Problem requirements: Pull every line holding the string "Serhat" from the records below.

Information supplied:
--

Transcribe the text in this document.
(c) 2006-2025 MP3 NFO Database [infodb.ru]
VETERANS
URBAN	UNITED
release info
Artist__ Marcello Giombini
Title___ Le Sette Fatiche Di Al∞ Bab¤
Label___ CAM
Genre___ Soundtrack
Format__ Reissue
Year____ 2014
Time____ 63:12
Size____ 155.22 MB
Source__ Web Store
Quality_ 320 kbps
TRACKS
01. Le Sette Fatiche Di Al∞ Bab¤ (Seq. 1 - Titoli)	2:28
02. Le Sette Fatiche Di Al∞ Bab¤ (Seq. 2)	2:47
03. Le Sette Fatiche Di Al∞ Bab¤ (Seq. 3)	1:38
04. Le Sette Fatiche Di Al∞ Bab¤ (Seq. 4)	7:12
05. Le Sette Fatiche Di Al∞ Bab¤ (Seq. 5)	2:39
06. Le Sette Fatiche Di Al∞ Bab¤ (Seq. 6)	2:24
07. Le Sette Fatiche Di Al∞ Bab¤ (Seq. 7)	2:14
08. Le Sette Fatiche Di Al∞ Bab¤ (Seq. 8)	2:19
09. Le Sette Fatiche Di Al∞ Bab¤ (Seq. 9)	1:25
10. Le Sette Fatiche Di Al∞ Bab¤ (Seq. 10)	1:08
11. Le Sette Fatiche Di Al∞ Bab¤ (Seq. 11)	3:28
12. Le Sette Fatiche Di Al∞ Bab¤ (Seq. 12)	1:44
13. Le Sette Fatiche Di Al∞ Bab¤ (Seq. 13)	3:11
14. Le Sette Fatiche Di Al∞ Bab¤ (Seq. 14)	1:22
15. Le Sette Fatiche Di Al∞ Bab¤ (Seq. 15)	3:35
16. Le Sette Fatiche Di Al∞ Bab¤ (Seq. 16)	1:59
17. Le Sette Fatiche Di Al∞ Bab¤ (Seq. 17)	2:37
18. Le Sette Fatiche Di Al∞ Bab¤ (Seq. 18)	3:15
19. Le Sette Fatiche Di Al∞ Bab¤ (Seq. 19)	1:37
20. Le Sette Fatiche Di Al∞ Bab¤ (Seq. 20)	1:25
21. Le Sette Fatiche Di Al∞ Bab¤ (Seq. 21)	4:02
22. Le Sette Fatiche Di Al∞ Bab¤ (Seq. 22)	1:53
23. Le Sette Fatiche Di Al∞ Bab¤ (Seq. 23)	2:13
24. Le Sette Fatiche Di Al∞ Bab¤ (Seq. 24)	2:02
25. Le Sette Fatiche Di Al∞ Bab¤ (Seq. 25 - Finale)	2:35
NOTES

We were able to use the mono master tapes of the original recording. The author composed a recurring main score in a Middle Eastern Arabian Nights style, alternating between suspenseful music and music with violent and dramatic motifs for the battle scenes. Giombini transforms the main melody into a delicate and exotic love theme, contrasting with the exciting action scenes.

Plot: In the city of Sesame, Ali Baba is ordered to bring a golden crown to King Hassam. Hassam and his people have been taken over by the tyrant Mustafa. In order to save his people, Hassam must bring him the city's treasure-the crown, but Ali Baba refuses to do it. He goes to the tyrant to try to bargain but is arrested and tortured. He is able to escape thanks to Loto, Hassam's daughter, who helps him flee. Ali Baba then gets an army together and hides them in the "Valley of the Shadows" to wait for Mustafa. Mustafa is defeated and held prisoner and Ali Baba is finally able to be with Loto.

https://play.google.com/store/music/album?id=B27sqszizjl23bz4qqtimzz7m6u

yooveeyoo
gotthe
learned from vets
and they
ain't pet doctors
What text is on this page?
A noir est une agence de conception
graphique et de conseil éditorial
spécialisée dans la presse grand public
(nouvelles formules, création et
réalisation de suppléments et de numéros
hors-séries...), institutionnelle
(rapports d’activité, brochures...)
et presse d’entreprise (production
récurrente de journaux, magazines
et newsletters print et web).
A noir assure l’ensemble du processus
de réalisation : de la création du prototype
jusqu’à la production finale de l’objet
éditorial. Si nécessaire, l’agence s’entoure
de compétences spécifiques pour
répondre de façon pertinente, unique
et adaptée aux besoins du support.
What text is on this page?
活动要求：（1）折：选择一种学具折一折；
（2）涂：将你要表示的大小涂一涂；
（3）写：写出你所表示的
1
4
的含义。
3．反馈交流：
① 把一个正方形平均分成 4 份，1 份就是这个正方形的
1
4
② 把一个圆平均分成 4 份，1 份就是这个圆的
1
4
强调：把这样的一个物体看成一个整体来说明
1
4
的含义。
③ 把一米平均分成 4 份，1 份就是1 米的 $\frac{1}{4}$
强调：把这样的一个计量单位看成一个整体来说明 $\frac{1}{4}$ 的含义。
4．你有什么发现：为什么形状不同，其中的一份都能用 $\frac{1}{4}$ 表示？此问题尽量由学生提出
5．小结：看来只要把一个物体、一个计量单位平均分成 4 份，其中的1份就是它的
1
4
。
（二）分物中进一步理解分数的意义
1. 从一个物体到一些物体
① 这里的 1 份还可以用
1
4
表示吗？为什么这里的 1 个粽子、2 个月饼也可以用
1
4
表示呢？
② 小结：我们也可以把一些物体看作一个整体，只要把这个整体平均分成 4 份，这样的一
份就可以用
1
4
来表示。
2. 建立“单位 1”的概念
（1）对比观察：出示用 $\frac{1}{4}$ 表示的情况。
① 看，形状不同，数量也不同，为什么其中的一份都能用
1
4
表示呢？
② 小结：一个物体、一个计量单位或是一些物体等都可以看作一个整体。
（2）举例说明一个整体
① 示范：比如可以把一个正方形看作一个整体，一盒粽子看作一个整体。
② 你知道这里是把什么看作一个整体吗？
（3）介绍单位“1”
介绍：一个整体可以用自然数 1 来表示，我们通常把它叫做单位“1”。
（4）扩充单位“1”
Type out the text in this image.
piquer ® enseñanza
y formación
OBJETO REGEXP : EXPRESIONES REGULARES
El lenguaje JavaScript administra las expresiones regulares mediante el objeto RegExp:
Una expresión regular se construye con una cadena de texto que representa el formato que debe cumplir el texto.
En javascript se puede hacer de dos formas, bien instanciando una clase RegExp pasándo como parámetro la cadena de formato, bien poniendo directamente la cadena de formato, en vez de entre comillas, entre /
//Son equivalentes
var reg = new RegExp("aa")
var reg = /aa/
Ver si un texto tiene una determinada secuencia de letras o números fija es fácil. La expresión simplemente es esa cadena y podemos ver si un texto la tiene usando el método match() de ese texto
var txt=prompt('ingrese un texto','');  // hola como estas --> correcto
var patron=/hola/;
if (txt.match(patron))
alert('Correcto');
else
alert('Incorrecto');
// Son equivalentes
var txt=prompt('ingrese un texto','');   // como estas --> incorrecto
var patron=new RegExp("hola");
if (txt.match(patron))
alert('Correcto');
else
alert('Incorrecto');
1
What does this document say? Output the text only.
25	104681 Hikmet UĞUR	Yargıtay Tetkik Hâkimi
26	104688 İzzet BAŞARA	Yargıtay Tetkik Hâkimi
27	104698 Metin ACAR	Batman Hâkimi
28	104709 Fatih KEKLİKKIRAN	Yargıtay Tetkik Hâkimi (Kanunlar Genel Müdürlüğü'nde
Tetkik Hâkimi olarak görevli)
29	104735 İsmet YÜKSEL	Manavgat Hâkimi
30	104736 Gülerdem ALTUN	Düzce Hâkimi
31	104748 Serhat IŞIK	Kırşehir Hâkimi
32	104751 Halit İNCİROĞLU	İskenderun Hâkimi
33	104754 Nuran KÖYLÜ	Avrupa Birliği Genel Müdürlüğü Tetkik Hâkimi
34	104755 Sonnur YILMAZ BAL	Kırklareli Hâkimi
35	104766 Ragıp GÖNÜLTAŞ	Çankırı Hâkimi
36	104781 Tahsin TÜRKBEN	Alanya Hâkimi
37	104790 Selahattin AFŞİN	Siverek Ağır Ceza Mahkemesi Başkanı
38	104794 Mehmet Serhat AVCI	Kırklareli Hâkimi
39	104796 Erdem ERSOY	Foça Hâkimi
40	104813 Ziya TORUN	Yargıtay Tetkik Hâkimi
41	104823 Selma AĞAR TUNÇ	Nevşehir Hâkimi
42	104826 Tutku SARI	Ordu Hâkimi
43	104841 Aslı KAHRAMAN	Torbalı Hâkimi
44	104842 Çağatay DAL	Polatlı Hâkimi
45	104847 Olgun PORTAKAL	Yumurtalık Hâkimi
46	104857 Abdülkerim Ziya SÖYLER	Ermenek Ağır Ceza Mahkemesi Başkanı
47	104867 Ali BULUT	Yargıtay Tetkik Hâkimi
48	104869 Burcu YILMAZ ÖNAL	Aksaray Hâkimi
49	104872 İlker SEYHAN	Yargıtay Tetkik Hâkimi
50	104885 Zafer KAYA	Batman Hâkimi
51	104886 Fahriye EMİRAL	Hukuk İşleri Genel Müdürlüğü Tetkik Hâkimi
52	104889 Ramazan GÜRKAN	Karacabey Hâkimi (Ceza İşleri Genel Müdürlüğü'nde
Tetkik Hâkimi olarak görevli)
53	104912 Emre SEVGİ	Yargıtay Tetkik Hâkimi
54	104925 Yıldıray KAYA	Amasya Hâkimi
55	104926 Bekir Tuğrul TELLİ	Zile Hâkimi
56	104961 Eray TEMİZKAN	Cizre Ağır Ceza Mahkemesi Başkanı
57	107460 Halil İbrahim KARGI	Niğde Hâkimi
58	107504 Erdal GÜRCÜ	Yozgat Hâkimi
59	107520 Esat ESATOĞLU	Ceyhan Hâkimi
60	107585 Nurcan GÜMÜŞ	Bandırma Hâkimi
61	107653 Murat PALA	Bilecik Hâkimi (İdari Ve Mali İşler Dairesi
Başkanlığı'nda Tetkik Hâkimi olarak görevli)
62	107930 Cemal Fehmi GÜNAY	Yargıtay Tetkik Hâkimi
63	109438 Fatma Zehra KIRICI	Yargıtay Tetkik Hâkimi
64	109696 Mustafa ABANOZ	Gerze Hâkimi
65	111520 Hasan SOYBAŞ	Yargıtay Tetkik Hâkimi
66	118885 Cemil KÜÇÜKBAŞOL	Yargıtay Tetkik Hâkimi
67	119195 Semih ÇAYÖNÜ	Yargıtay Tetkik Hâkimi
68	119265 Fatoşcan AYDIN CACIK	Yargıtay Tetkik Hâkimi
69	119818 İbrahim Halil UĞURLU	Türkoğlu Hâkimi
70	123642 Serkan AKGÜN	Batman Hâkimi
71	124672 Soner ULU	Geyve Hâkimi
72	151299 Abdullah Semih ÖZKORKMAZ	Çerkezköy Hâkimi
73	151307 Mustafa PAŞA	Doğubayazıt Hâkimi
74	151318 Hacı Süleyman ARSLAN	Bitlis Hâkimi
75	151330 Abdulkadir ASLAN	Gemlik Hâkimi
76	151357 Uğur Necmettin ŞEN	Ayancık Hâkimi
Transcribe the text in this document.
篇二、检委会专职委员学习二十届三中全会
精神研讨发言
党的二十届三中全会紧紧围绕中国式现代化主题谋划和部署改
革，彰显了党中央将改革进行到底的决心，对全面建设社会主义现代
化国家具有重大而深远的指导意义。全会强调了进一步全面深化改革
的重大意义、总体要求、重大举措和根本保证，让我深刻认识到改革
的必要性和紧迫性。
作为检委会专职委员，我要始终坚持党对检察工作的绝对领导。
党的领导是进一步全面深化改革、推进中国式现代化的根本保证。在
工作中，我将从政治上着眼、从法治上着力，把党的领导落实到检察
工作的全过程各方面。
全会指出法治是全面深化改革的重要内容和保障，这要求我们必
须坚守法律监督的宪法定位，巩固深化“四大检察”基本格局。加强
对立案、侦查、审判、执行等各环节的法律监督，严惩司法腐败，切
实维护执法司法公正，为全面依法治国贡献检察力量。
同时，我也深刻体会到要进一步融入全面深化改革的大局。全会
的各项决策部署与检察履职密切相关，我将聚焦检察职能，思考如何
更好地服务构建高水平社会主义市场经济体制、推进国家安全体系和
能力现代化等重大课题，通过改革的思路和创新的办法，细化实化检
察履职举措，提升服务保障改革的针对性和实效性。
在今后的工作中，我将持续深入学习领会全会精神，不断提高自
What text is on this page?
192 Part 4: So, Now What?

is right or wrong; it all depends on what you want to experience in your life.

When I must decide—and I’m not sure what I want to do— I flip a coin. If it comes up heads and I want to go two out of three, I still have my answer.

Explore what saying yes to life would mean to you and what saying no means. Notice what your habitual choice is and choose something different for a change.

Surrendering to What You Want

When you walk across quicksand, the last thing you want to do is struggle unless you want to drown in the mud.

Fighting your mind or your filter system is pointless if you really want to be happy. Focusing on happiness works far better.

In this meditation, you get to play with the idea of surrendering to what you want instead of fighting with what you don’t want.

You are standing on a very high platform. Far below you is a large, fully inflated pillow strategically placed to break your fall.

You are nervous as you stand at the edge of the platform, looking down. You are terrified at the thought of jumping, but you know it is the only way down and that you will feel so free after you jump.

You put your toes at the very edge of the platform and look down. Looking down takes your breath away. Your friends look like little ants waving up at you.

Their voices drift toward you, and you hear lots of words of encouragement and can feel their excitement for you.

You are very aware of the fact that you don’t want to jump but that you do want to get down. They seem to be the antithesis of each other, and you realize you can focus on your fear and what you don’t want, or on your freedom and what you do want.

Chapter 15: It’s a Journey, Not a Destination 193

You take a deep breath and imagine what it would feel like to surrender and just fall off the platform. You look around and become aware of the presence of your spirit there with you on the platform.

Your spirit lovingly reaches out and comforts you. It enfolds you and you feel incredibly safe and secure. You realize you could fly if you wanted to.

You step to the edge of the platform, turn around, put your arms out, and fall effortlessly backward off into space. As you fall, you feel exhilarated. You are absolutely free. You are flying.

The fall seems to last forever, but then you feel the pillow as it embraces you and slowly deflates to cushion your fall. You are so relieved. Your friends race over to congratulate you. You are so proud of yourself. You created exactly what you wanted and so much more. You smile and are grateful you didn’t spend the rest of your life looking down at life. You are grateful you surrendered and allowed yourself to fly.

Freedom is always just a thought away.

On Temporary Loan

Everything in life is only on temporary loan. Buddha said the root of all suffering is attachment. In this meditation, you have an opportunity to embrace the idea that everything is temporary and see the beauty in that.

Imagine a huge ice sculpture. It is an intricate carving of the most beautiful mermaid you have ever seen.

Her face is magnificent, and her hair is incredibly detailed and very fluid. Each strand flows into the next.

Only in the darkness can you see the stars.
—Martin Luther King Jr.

--

Complete answer:
31	104748 Serhat IŞIK	Kırşehir Hâkimi
38	104794 Mehmet Serhat AVCI	Kırklareli Hâkimi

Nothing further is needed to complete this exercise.